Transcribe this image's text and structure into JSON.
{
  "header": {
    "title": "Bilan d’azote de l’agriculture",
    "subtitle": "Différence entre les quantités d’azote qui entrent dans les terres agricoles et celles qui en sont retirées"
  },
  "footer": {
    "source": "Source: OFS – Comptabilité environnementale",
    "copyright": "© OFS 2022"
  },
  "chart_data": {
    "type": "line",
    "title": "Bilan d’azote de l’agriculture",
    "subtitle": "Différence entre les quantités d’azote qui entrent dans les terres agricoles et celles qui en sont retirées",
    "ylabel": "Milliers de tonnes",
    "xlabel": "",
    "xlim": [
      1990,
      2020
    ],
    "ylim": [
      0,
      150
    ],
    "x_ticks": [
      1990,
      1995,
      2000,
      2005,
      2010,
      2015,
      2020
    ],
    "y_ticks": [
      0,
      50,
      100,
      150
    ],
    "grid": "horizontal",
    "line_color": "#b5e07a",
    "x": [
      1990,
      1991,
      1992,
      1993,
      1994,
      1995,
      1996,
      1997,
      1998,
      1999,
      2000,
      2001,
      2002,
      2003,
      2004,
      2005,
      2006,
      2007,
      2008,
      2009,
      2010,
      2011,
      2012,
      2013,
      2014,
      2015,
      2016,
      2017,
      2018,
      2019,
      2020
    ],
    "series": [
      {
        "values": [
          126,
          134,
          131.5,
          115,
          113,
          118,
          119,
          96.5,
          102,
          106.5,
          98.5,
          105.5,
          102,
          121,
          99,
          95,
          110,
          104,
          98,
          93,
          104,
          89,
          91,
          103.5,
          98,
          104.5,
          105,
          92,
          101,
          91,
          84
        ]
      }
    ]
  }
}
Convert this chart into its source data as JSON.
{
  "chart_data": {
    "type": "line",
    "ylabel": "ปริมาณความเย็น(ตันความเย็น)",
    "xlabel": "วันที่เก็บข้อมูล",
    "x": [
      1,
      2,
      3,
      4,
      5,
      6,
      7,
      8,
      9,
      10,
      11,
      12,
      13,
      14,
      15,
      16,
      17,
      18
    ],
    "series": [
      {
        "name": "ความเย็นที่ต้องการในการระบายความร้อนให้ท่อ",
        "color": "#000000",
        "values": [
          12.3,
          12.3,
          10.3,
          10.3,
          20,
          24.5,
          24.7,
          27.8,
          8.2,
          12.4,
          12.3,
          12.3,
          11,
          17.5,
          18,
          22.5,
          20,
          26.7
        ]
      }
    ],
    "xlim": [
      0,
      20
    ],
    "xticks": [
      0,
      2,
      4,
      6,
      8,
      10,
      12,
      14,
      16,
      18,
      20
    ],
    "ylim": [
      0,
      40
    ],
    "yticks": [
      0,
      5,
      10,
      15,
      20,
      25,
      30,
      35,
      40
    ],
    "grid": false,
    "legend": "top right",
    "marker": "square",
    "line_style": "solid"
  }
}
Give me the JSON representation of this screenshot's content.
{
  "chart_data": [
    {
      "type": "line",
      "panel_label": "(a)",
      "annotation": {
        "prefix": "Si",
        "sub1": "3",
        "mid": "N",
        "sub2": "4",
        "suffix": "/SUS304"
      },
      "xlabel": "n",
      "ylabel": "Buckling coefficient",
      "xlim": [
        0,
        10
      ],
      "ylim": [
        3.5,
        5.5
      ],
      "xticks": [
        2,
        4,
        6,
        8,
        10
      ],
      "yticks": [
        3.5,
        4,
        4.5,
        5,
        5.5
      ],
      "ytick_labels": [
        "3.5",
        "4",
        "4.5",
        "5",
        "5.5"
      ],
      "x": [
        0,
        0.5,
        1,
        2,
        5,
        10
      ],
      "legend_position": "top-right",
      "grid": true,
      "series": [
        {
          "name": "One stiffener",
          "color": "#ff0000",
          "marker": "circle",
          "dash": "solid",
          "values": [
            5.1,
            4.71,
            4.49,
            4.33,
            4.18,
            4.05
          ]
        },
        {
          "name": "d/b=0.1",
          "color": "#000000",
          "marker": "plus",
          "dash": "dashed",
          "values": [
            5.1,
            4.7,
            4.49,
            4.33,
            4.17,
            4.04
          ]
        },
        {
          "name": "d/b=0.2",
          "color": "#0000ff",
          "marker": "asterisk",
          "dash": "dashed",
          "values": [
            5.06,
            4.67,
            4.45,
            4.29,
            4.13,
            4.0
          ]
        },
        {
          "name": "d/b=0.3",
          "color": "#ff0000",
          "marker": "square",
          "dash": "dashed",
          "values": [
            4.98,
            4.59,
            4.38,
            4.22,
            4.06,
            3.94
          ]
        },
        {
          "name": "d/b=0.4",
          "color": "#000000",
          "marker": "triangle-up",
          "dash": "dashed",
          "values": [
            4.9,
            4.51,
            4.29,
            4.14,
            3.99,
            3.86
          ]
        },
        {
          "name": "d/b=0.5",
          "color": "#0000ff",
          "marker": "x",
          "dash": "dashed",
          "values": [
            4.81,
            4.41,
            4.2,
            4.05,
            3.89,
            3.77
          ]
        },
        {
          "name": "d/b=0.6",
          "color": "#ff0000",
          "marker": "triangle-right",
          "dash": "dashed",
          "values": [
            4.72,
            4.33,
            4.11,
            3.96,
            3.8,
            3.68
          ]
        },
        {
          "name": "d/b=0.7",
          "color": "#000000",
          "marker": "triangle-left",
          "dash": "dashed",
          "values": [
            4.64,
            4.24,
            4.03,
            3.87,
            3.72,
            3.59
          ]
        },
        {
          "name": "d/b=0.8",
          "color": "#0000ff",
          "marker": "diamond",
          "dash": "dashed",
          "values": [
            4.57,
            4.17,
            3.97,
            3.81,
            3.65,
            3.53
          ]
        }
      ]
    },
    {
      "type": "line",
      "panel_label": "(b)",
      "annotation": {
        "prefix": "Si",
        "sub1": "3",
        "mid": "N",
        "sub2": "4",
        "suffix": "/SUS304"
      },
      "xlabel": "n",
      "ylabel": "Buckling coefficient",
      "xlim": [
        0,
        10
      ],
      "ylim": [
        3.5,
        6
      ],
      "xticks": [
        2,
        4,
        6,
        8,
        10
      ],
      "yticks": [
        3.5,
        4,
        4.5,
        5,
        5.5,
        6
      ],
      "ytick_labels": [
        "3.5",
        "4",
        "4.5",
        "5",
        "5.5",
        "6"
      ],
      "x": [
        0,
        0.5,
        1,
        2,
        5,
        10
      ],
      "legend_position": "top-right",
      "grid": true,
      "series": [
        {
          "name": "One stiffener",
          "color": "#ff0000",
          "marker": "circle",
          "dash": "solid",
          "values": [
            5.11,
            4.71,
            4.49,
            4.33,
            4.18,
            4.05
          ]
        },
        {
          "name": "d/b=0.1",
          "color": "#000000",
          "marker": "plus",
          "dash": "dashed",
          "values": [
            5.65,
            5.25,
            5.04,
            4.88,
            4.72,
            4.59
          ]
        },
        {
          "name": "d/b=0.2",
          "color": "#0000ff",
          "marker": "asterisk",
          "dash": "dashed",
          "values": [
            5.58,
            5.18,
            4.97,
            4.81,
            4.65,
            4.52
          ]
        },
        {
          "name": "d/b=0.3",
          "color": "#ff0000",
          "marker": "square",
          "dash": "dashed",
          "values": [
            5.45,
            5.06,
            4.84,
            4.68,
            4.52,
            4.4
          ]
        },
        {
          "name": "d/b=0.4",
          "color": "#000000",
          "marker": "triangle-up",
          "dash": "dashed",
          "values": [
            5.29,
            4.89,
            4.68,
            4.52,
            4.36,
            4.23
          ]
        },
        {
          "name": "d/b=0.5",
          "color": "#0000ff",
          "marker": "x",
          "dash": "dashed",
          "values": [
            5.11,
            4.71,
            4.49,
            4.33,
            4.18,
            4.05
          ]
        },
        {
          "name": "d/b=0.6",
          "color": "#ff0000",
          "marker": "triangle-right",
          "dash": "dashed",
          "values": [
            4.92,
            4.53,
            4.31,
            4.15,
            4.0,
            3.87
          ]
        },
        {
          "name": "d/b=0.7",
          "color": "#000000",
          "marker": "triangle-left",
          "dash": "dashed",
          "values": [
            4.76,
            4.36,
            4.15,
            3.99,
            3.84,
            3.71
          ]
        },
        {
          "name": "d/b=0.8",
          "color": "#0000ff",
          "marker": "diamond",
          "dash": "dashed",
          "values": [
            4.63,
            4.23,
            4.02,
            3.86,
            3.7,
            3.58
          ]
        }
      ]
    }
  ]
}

### Short exercise
Using the data above, copy each line that contains "terres".

### Full output
    "subtitle": "Différence entre les quantités d’azote qui entrent dans les terres agricoles et celles qui en sont retirées"
    "subtitle": "Différence entre les quantités d’azote qui entrent dans les terres agricoles et celles qui en sont retirées",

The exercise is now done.